WHAT THE EXERCISE ASKS —
What lines of the data hold the string "difficult"? Pull each one out.

(Stored data)
(begin)
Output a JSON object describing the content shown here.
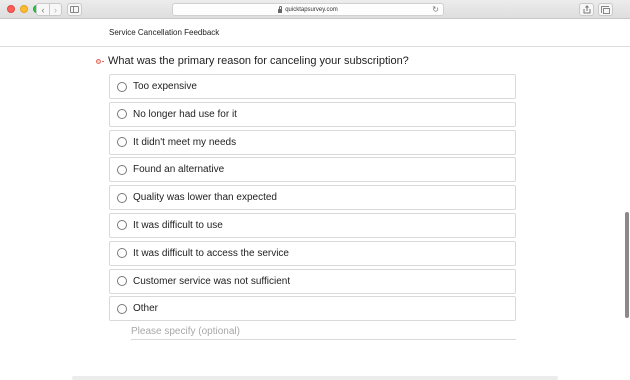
{
  "browser": {
    "url": "quicktapsurvey.com",
    "icons": {
      "back": "chevron-left-icon",
      "forward": "chevron-right-icon",
      "sidebar": "sidebar-icon",
      "lock": "lock-icon",
      "reload": "reload-icon",
      "share": "share-icon",
      "tabs": "tabs-icon"
    }
  },
  "page": {
    "title": "Service Cancellation Feedback"
  },
  "question": {
    "text": "What was the primary reason for canceling your subscription?",
    "required_marker_color": "#e36a5f",
    "options": [
      {
        "label": "Too expensive"
      },
      {
        "label": "No longer had use for it"
      },
      {
        "label": "It didn't meet my needs"
      },
      {
        "label": "Found an alternative"
      },
      {
        "label": "Quality was lower than expected"
      },
      {
        "label": "It was difficult to use"
      },
      {
        "label": "It was difficult to access the service"
      },
      {
        "label": "Customer service was not sufficient"
      },
      {
        "label": "Other"
      }
    ],
    "specify": {
      "value": "",
      "placeholder": "Please specify (optional)"
    }
  }
}
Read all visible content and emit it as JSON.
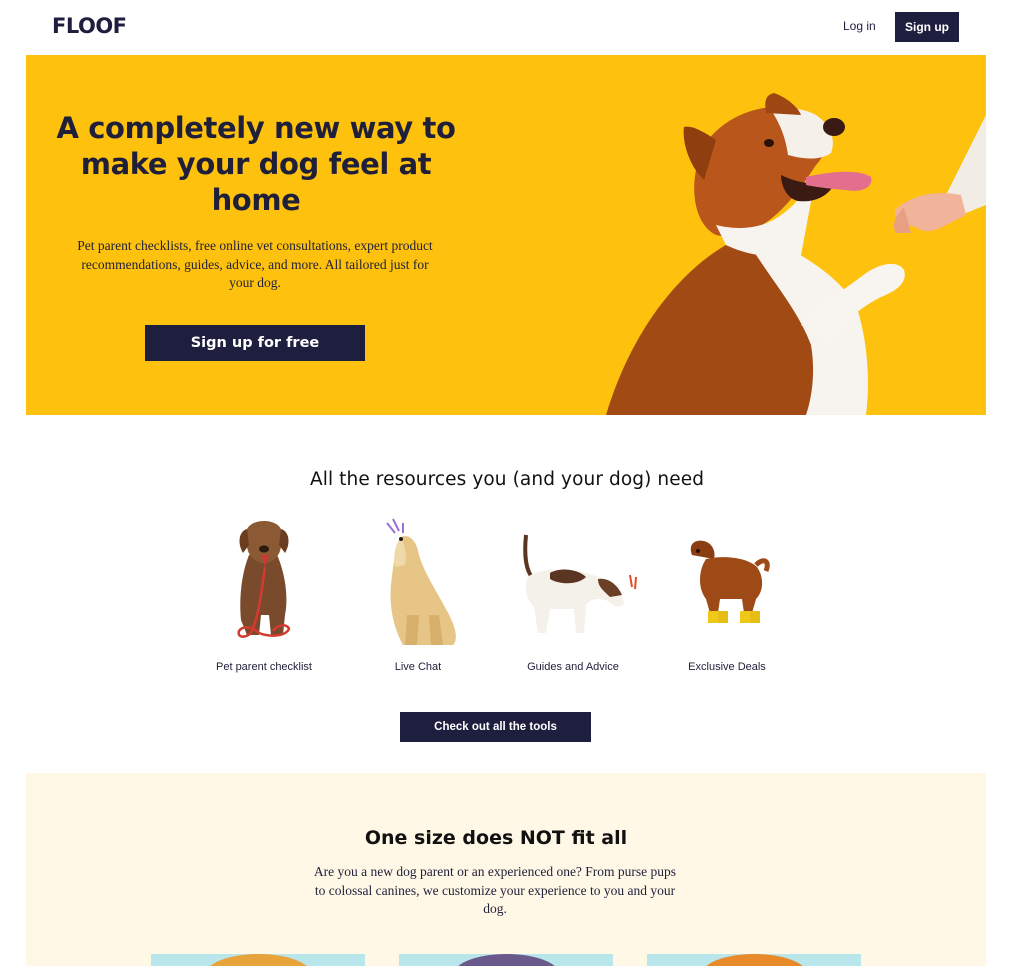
{
  "header": {
    "logo": "FLOOF",
    "login": "Log in",
    "signup": "Sign up"
  },
  "hero": {
    "title": "A completely new way to make your dog feel at home",
    "subtitle": "Pet parent checklists, free online vet consultations, expert product recommendations, guides, advice, and more. All tailored just for your dog.",
    "cta": "Sign up for free"
  },
  "resources": {
    "title": "All the resources you (and your dog) need",
    "items": [
      {
        "label": "Pet parent checklist",
        "icon": "dog-with-leash-icon"
      },
      {
        "label": "Live Chat",
        "icon": "howling-dog-icon"
      },
      {
        "label": "Guides and Advice",
        "icon": "sniffing-dog-icon"
      },
      {
        "label": "Exclusive Deals",
        "icon": "dog-in-boots-icon"
      }
    ],
    "cta": "Check out all the tools"
  },
  "onesize": {
    "title": "One size does NOT fit all",
    "subtitle": "Are you a new dog parent or an experienced one? From purse pups to colossal canines, we customize your experience to you and your dog."
  },
  "colors": {
    "navy": "#1e1f3f",
    "yellow": "#fec20e",
    "cream": "#fff8e6",
    "card_bg": "#b9e6ea"
  }
}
(end)
ANSWER TO THIS EXERCISE —
        "label": "It was difficult to use"
        "label": "It was difficult to access the service"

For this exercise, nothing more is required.